> [What is needed] Copy out all lines that carry the word "annotation".

↓↓↓

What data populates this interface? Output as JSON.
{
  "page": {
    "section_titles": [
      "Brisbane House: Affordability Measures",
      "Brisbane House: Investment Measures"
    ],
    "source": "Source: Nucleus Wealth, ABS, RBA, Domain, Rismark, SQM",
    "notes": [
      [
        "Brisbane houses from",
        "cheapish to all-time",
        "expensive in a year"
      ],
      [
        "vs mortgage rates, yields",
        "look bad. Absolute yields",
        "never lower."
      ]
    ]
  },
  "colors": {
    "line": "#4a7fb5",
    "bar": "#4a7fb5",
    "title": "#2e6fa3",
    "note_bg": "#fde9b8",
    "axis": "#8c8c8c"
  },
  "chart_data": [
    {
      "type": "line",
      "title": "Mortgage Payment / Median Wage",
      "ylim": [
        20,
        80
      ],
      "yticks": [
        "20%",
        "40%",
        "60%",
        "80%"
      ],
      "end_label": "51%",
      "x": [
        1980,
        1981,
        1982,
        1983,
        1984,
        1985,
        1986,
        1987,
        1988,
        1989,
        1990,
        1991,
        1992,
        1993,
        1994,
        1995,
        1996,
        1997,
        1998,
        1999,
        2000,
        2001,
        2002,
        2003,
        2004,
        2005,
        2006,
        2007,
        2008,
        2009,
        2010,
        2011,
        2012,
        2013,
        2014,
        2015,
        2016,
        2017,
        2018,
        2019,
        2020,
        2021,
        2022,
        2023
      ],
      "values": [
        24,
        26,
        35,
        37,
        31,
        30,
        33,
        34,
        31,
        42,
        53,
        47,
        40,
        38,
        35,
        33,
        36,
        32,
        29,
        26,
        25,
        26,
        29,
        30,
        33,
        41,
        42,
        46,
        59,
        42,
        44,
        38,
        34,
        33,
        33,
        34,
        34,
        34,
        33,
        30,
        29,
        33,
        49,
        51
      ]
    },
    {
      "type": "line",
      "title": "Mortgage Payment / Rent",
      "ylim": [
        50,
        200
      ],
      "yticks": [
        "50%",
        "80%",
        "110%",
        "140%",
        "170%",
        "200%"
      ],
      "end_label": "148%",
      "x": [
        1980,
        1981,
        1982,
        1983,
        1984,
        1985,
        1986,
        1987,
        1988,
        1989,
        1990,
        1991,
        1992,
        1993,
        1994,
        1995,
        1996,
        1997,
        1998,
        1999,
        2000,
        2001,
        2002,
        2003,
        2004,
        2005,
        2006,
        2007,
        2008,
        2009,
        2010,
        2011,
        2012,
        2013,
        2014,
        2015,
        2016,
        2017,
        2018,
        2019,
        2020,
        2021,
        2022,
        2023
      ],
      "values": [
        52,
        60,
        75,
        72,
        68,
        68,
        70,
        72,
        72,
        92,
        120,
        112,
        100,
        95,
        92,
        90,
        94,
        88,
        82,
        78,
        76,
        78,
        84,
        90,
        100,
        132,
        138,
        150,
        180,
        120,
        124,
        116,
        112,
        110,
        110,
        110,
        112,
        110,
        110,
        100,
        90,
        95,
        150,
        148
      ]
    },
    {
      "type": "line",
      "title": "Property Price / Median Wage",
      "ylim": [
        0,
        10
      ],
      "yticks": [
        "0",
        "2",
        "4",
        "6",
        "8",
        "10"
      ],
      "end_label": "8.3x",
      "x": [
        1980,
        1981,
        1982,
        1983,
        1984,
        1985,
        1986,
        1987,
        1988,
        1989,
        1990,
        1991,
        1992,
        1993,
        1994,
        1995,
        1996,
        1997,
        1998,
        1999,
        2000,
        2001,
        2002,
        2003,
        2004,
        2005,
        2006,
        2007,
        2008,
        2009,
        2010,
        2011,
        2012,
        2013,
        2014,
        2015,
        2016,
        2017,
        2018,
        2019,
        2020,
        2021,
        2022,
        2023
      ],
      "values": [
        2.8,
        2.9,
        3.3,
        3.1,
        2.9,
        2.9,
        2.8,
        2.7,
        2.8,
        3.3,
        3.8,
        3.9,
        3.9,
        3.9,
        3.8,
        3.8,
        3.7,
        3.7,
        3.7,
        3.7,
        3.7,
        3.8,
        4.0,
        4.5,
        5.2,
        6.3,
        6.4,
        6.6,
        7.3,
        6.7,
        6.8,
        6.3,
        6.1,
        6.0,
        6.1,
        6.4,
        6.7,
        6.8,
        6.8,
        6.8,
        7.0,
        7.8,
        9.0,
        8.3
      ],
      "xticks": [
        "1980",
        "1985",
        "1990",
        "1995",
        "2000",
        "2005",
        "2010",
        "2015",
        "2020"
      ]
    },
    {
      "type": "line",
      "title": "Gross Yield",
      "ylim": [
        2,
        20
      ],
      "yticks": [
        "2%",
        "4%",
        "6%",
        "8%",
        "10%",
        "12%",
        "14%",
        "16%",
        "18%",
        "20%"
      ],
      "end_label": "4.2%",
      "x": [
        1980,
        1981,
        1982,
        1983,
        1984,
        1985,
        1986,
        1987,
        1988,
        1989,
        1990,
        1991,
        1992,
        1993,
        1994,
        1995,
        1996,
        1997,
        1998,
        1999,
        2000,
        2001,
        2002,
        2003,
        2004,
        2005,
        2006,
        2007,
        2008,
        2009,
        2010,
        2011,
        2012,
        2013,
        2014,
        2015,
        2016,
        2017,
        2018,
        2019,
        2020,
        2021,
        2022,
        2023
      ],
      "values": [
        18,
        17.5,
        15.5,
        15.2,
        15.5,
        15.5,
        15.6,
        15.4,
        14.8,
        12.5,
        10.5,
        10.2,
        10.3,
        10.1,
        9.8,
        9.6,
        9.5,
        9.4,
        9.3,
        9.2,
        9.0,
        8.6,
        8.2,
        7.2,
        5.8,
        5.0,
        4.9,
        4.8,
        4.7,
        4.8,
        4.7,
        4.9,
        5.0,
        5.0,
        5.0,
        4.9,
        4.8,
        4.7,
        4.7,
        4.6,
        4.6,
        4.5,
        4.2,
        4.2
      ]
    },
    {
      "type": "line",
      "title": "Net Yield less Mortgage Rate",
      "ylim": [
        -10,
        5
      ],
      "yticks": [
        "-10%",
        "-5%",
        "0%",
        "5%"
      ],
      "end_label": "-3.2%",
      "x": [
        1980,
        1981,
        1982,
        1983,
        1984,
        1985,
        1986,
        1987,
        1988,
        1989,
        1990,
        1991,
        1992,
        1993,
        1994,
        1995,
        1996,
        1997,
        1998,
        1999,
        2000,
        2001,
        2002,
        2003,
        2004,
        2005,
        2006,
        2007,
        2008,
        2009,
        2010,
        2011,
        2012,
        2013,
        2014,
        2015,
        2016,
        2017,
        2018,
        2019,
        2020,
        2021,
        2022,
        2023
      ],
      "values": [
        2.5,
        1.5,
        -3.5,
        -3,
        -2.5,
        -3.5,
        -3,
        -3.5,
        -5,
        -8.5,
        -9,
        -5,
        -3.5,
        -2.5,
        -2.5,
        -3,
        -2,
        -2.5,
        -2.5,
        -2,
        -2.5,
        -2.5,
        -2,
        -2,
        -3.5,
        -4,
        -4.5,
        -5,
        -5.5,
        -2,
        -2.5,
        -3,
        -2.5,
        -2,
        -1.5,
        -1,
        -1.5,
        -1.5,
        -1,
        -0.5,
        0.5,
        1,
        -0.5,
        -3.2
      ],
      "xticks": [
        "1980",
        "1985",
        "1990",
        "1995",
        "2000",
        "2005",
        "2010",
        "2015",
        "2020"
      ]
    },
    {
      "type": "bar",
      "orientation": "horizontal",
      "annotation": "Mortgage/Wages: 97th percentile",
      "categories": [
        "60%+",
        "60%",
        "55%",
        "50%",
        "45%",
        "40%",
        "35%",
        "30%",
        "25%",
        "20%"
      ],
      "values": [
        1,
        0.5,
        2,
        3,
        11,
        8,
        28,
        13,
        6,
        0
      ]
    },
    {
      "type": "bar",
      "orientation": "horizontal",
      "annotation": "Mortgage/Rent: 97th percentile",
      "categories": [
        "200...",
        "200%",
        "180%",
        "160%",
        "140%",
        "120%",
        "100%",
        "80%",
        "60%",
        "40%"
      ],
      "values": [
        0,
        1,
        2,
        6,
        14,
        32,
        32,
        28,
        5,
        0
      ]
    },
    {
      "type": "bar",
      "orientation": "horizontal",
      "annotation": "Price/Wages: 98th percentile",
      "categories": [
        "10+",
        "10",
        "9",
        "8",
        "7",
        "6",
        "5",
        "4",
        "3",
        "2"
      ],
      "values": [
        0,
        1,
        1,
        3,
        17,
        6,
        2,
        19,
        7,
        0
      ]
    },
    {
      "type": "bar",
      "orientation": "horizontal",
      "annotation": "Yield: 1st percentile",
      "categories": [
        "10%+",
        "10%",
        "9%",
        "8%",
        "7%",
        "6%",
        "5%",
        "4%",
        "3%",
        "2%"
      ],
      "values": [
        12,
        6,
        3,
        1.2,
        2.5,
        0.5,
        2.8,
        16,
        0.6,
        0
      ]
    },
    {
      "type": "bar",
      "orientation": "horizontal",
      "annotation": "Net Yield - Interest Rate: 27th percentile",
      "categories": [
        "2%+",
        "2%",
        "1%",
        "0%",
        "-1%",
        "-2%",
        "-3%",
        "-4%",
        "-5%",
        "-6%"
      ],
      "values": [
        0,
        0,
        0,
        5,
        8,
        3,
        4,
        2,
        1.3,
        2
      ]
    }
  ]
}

↑↑↑

> [Response for this exercise]
      "annotation": "Mortgage/Wages: 97th percentile",
      "annotation": "Mortgage/Rent: 97th percentile",
      "annotation": "Price/Wages: 98th percentile",
      "annotation": "Yield: 1st percentile",
      "annotation": "Net Yield - Interest Rate: 27th percentile",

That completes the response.